EXERCISE DIRECTIONS> Pull out every line below containing the word "data".

══════

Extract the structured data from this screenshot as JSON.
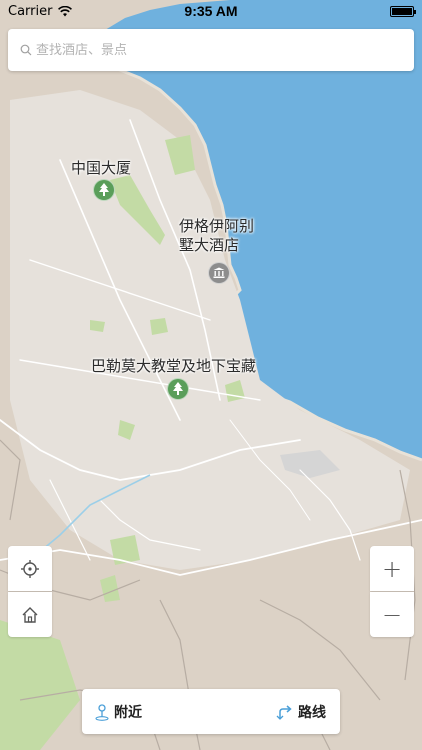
{
  "status_bar": {
    "carrier": "Carrier",
    "time": "9:35 AM",
    "battery_level": 1.0
  },
  "search": {
    "placeholder": "查找酒店、景点",
    "icon": "search-icon"
  },
  "map": {
    "water_color": "#6fb1de",
    "land_color": "#dcd2c6",
    "park_color": "#c3dba5",
    "road_color": "#ffffff"
  },
  "pois": [
    {
      "label": "中国大厦",
      "icon": "tree-icon",
      "color": "#5a9e5a"
    },
    {
      "label": "伊格伊阿别\n墅大酒店",
      "icon": "museum-icon",
      "color": "#8d8d8d"
    },
    {
      "label": "巴勒莫大教堂及地下宝藏",
      "icon": "tree-icon",
      "color": "#5a9e5a"
    }
  ],
  "controls": {
    "locate_icon": "crosshair-icon",
    "home_icon": "home-icon",
    "zoom_in": "+",
    "zoom_out": "−"
  },
  "bottom_bar": {
    "nearby_label": "附近",
    "nearby_icon": "person-pin-icon",
    "route_label": "路线",
    "route_icon": "route-arrow-icon"
  }
}
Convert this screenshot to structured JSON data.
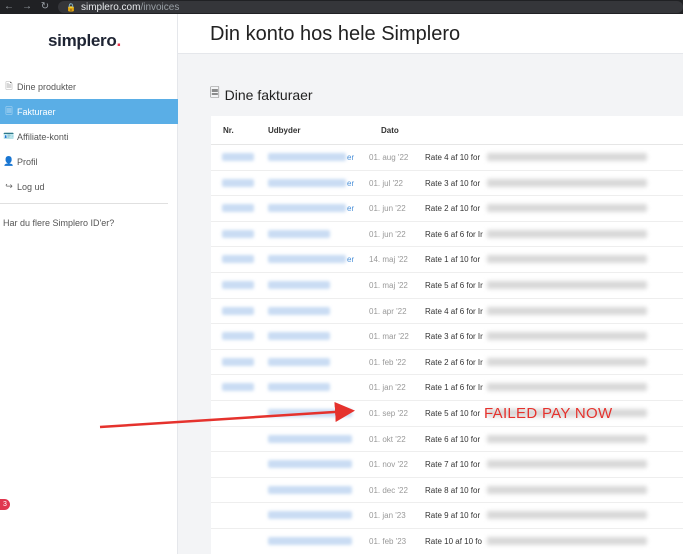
{
  "browser": {
    "url_host": "simplero.com",
    "url_path": "/invoices"
  },
  "sidebar": {
    "logo_text": "simplero",
    "logo_dot": ".",
    "items": [
      {
        "label": "Dine produkter",
        "icon": "file-icon",
        "glyph": "🗎"
      },
      {
        "label": "Fakturaer",
        "icon": "invoice-icon",
        "glyph": "🗏"
      },
      {
        "label": "Affiliate-konti",
        "icon": "id-card-icon",
        "glyph": "🪪"
      },
      {
        "label": "Profil",
        "icon": "user-icon",
        "glyph": "👤"
      },
      {
        "label": "Log ud",
        "icon": "logout-icon",
        "glyph": "↪"
      }
    ],
    "active_index": 1,
    "question": "Har du flere Simplero ID'er?",
    "badge": "3"
  },
  "page_title": "Din konto hos hele Simplero",
  "invoices": {
    "title": "Dine fakturaer",
    "columns": {
      "nr": "Nr.",
      "provider": "Udbyder",
      "date": "Dato"
    },
    "rows": [
      {
        "date": "01. aug '22",
        "rate": "Rate 4 af 10 for",
        "suffix": "er"
      },
      {
        "date": "01. jul '22",
        "rate": "Rate 3 af 10 for",
        "suffix": "er"
      },
      {
        "date": "01. jun '22",
        "rate": "Rate 2 af 10 for",
        "suffix": "er"
      },
      {
        "date": "01. jun '22",
        "rate": "Rate 6 af 6 for Ir",
        "suffix": ""
      },
      {
        "date": "14. maj '22",
        "rate": "Rate 1 af 10 for",
        "suffix": "er"
      },
      {
        "date": "01. maj '22",
        "rate": "Rate 5 af 6 for Ir",
        "suffix": ""
      },
      {
        "date": "01. apr '22",
        "rate": "Rate 4 af 6 for Ir",
        "suffix": ""
      },
      {
        "date": "01. mar '22",
        "rate": "Rate 3 af 6 for Ir",
        "suffix": ""
      },
      {
        "date": "01. feb '22",
        "rate": "Rate 2 af 6 for Ir",
        "suffix": ""
      },
      {
        "date": "01. jan '22",
        "rate": "Rate 1 af 6 for Ir",
        "suffix": ""
      },
      {
        "date": "01. sep '22",
        "rate": "Rate 5 af 10 for",
        "suffix": ""
      },
      {
        "date": "01. okt '22",
        "rate": "Rate 6 af 10 for",
        "suffix": ""
      },
      {
        "date": "01. nov '22",
        "rate": "Rate 7 af 10 for",
        "suffix": ""
      },
      {
        "date": "01. dec '22",
        "rate": "Rate 8 af 10 for",
        "suffix": ""
      },
      {
        "date": "01. jan '23",
        "rate": "Rate 9 af 10 for",
        "suffix": ""
      },
      {
        "date": "01. feb '23",
        "rate": "Rate 10 af 10 fo",
        "suffix": ""
      }
    ]
  },
  "annotation": {
    "text": "FAILED PAY NOW",
    "color": "#e5322d"
  },
  "colors": {
    "accent": "#5aaee6",
    "link": "#4a90d9",
    "badge": "#e0364f"
  }
}
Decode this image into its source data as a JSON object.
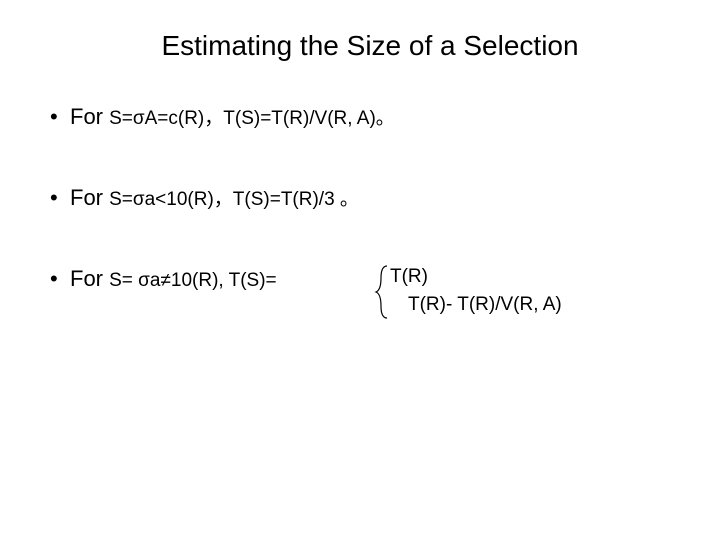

══════

EXPECTED ANSWER>
Extract the structured data from this screenshot as JSON.
Convert this screenshot to structured JSON data.
Decode this image into its source data as a JSON object.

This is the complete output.